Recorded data
■ ■ ■ ■

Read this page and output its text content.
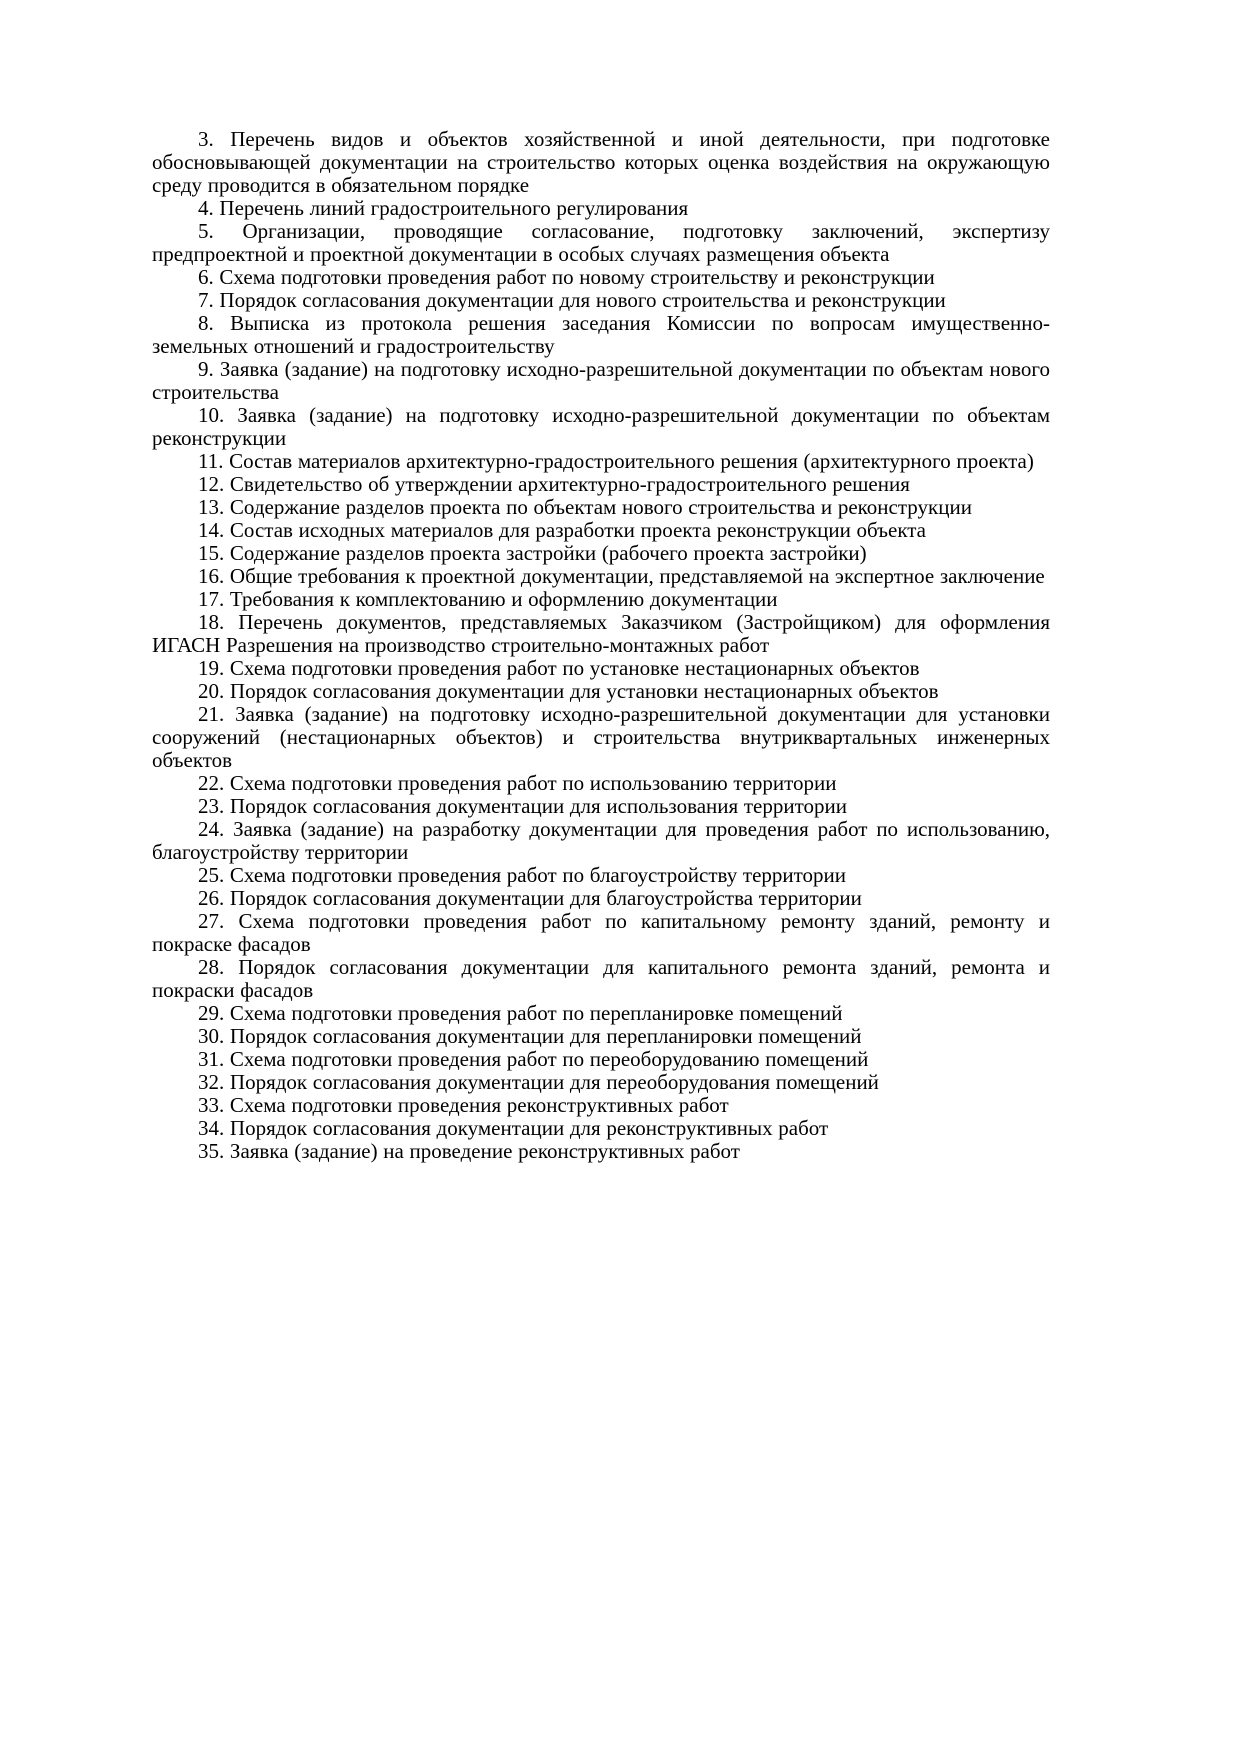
3. Перечень видов и объектов хозяйственной и иной деятельности, при подготовке обосновывающей документации на строительство которых оценка воздействия на окружающую среду проводится в обязательном порядке

4. Перечень линий градостроительного регулирования

5. Организации, проводящие согласование, подготовку заключений, экспертизу предпроектной и проектной документации в особых случаях размещения объекта

6. Схема подготовки проведения работ по новому строительству и реконструкции

7. Порядок согласования документации для нового строительства и реконструкции

8. Выписка из протокола решения заседания Комиссии по вопросам имущественно-земельных отношений и градостроительству

9. Заявка (задание) на подготовку исходно-разрешительной документации по объектам нового строительства

10. Заявка (задание) на подготовку исходно-разрешительной документации по объектам реконструкции

11. Состав материалов архитектурно-градостроительного решения (архитектурного проекта)

12. Свидетельство об утверждении архитектурно-градостроительного решения

13. Содержание разделов проекта по объектам нового строительства и реконструкции

14. Состав исходных материалов для разработки проекта реконструкции объекта

15. Содержание разделов проекта застройки (рабочего проекта застройки)

16. Общие требования к проектной документации, представляемой на экспертное заключение

17. Требования к комплектованию и оформлению документации

18. Перечень документов, представляемых Заказчиком (Застройщиком) для оформления ИГАСН Разрешения на производство строительно-монтажных работ

19. Схема подготовки проведения работ по установке нестационарных объектов

20. Порядок согласования документации для установки нестационарных объектов

21. Заявка (задание) на подготовку исходно-разрешительной документации для установки сооружений (нестационарных объектов) и строительства внутриквартальных инженерных объектов

22. Схема подготовки проведения работ по использованию территории

23. Порядок согласования документации для использования территории

24. Заявка (задание) на разработку документации для проведения работ по использованию, благоустройству территории

25. Схема подготовки проведения работ по благоустройству территории

26. Порядок согласования документации для благоустройства территории

27. Схема подготовки проведения работ по капитальному ремонту зданий, ремонту и покраске фасадов

28. Порядок согласования документации для капитального ремонта зданий, ремонта и покраски фасадов

29. Схема подготовки проведения работ по перепланировке помещений

30. Порядок согласования документации для перепланировки помещений

31. Схема подготовки проведения работ по переоборудованию помещений

32. Порядок согласования документации для переоборудования помещений

33. Схема подготовки проведения реконструктивных работ

34. Порядок согласования документации для реконструктивных работ

35. Заявка (задание) на проведение реконструктивных работ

■ ■ ■ ■

— Goal of the exercise —
Output all the records, word for word, with no pictures in the copy.

— Finished answer —
Read this page and output its text content.
3. Перечень видов и объектов хозяйственной и иной деятельности, при подготовке обосновывающей документации на строительство которых оценка воздействия на окружающую среду проводится в обязательном порядке

4. Перечень линий градостроительного регулирования

5. Организации, проводящие согласование, подготовку заключений, экспертизу предпроектной и проектной документации в особых случаях размещения объекта

6. Схема подготовки проведения работ по новому строительству и реконструкции

7. Порядок согласования документации для нового строительства и реконструкции

8. Выписка из протокола решения заседания Комиссии по вопросам имущественно-земельных отношений и градостроительству

9. Заявка (задание) на подготовку исходно-разрешительной документации по объектам нового строительства

10. Заявка (задание) на подготовку исходно-разрешительной документации по объектам реконструкции

11. Состав материалов архитектурно-градостроительного решения (архитектурного проекта)

12. Свидетельство об утверждении архитектурно-градостроительного решения

13. Содержание разделов проекта по объектам нового строительства и реконструкции

14. Состав исходных материалов для разработки проекта реконструкции объекта

15. Содержание разделов проекта застройки (рабочего проекта застройки)

16. Общие требования к проектной документации, представляемой на экспертное заключение

17. Требования к комплектованию и оформлению документации

18. Перечень документов, представляемых Заказчиком (Застройщиком) для оформления ИГАСН Разрешения на производство строительно-монтажных работ

19. Схема подготовки проведения работ по установке нестационарных объектов

20. Порядок согласования документации для установки нестационарных объектов

21. Заявка (задание) на подготовку исходно-разрешительной документации для установки сооружений (нестационарных объектов) и строительства внутриквартальных инженерных объектов

22. Схема подготовки проведения работ по использованию территории

23. Порядок согласования документации для использования территории

24. Заявка (задание) на разработку документации для проведения работ по использованию, благоустройству территории

25. Схема подготовки проведения работ по благоустройству территории

26. Порядок согласования документации для благоустройства территории

27. Схема подготовки проведения работ по капитальному ремонту зданий, ремонту и покраске фасадов

28. Порядок согласования документации для капитального ремонта зданий, ремонта и покраски фасадов

29. Схема подготовки проведения работ по перепланировке помещений

30. Порядок согласования документации для перепланировки помещений

31. Схема подготовки проведения работ по переоборудованию помещений

32. Порядок согласования документации для переоборудования помещений

33. Схема подготовки проведения реконструктивных работ

34. Порядок согласования документации для реконструктивных работ

35. Заявка (задание) на проведение реконструктивных работ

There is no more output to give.